Task directions => Go through the material below and copy all lines with "JSON".

Extracted records =>

════

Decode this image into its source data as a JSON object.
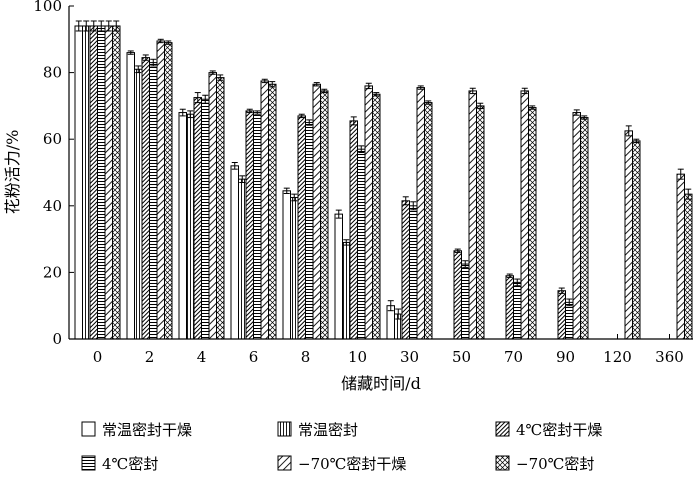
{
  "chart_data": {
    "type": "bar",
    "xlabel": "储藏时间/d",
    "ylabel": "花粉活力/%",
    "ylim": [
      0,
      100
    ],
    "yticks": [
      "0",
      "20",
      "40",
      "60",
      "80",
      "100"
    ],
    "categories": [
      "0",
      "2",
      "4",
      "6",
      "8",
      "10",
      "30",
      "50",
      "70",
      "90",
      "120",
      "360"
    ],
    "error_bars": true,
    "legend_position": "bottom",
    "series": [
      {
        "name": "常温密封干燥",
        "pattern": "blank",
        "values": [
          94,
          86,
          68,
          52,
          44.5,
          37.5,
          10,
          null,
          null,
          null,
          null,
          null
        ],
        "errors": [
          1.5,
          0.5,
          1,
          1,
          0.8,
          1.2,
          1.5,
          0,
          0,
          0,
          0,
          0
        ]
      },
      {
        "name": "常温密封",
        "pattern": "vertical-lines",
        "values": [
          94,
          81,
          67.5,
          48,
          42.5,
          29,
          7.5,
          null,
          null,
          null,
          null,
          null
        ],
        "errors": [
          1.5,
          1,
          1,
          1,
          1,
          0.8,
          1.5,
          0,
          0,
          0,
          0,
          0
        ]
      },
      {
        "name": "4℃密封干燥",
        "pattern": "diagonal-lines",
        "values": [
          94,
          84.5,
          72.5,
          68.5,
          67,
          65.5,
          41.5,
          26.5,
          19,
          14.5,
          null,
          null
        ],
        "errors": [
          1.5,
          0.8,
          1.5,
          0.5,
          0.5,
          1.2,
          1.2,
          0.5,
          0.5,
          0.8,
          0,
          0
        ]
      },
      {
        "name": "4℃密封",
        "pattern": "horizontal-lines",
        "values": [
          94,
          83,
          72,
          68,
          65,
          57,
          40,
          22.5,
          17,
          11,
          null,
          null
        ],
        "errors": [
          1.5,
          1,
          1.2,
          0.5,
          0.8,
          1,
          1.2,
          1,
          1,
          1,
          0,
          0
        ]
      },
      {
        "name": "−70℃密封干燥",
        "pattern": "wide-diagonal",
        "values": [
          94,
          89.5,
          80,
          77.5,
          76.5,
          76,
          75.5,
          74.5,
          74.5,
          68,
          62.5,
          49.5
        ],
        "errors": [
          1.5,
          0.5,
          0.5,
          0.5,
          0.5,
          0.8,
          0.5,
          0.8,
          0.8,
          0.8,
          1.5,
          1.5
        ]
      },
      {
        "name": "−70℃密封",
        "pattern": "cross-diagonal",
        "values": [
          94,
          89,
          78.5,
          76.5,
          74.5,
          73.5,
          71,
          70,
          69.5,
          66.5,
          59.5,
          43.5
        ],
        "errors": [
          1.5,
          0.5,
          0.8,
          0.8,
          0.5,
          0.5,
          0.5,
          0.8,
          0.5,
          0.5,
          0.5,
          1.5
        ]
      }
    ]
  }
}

════

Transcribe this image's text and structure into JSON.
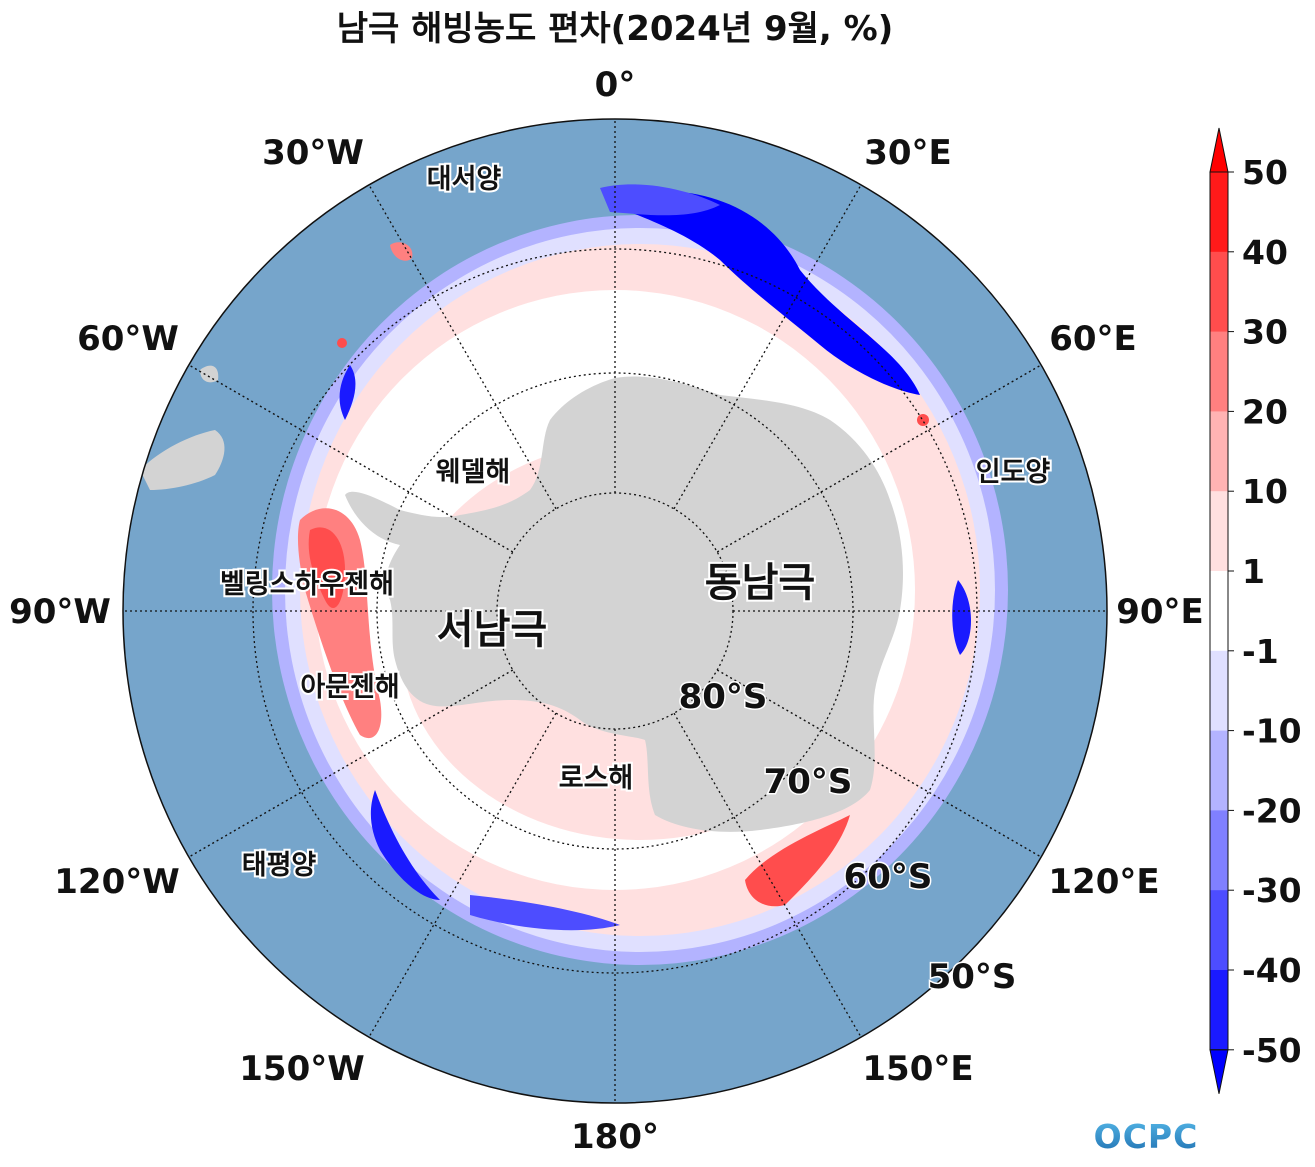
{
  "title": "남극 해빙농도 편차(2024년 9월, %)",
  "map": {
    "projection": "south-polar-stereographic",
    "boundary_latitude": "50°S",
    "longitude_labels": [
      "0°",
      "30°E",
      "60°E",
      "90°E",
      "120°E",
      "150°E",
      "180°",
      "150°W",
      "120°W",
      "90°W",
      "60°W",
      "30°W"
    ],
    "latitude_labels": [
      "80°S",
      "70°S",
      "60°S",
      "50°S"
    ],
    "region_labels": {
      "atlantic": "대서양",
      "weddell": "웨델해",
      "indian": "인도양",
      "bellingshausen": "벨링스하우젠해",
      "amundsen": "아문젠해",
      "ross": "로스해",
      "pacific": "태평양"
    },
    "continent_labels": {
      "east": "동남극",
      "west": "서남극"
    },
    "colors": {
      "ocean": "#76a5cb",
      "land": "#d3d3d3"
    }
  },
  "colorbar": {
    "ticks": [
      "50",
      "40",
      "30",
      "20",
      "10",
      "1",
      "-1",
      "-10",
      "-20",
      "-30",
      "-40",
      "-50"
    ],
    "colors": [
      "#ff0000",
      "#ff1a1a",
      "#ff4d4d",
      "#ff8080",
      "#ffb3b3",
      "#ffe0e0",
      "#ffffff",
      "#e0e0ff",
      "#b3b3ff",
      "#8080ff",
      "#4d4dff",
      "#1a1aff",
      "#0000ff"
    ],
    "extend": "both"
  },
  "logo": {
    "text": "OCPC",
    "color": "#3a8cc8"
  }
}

════

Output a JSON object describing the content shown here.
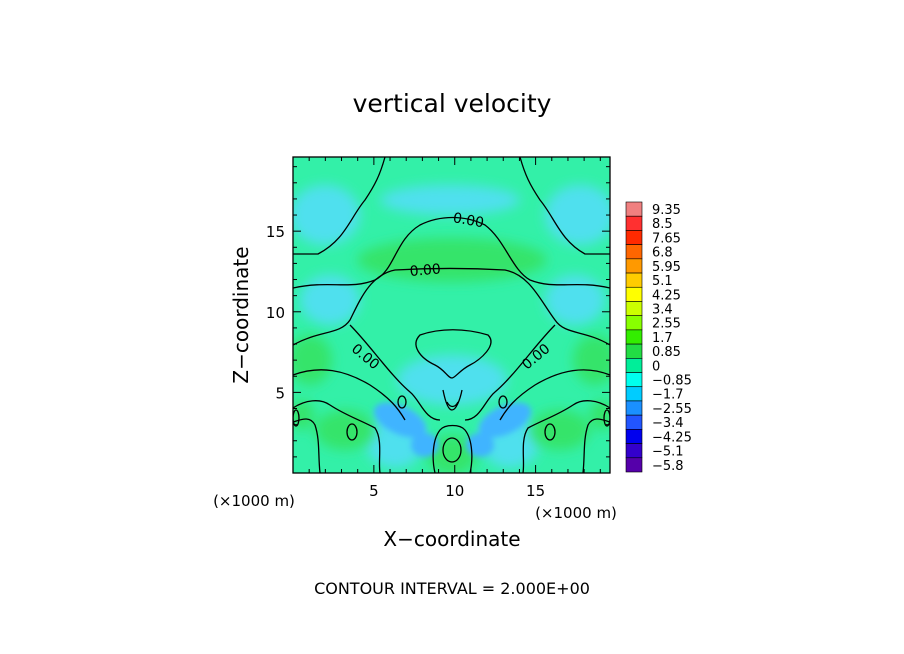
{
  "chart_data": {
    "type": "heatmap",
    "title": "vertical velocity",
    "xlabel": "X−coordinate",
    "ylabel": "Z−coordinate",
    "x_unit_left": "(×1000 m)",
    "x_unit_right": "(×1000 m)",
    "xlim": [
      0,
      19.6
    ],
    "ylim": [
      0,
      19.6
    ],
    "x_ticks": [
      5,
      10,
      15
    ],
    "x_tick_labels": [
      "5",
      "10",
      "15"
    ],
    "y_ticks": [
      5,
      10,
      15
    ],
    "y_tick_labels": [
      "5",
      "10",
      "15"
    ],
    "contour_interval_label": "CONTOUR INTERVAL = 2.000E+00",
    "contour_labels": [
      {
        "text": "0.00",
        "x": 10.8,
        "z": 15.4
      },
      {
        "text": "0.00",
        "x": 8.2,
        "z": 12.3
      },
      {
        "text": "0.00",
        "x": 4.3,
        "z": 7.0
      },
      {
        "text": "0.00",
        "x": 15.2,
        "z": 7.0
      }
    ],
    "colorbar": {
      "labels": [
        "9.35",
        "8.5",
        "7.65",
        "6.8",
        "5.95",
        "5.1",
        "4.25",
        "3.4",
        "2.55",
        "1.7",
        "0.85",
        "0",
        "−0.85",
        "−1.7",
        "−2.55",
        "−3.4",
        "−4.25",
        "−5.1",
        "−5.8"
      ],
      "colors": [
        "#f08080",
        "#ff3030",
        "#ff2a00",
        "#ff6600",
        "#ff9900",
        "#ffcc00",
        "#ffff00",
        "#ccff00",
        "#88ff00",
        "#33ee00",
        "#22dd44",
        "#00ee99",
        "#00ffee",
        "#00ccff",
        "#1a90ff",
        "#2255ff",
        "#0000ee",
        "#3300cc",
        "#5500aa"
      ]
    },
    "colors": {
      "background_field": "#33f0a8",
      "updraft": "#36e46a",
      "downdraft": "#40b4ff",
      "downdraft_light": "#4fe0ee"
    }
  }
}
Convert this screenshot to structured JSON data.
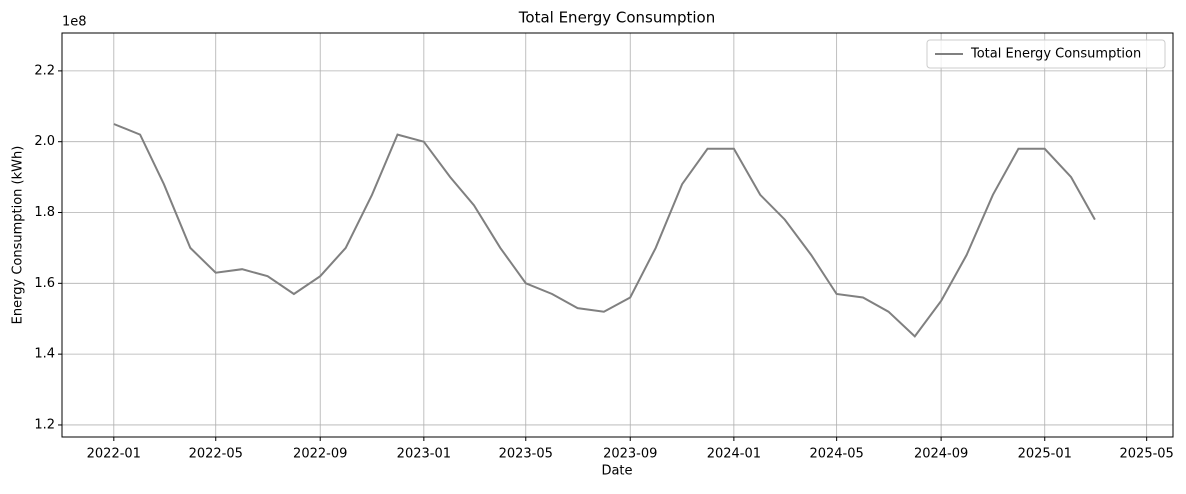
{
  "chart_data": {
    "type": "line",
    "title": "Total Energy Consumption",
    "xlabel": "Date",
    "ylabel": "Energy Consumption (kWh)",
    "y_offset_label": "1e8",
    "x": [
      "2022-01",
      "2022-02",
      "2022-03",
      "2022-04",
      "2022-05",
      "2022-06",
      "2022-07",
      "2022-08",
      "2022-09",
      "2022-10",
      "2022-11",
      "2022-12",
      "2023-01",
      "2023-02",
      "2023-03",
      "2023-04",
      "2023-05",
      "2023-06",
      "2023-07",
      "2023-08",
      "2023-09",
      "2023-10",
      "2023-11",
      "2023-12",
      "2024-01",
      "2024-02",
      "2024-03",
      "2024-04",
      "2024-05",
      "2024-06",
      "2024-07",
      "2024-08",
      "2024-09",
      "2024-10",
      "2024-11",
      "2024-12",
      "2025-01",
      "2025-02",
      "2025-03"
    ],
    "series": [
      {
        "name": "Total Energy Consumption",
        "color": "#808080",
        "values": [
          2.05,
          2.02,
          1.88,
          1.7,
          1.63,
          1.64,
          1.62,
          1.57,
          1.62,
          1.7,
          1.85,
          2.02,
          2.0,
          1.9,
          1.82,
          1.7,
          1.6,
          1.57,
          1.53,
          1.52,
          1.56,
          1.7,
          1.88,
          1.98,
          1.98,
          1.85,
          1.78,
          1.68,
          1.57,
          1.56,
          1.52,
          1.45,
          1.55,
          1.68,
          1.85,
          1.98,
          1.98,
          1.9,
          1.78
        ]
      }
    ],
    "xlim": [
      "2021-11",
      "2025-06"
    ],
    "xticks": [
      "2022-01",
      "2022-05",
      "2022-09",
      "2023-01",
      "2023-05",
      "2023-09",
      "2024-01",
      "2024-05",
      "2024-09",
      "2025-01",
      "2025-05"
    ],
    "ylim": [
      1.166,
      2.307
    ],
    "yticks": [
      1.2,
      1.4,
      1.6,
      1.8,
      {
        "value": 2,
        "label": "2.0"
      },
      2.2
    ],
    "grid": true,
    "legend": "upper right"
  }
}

════

Answer to the task =>
Decode this image into its source data as a JSON object.
Transcribe this image's text and structure into JSON.
Output a JSON object describing the content shown here.
Convert this screenshot to structured JSON data.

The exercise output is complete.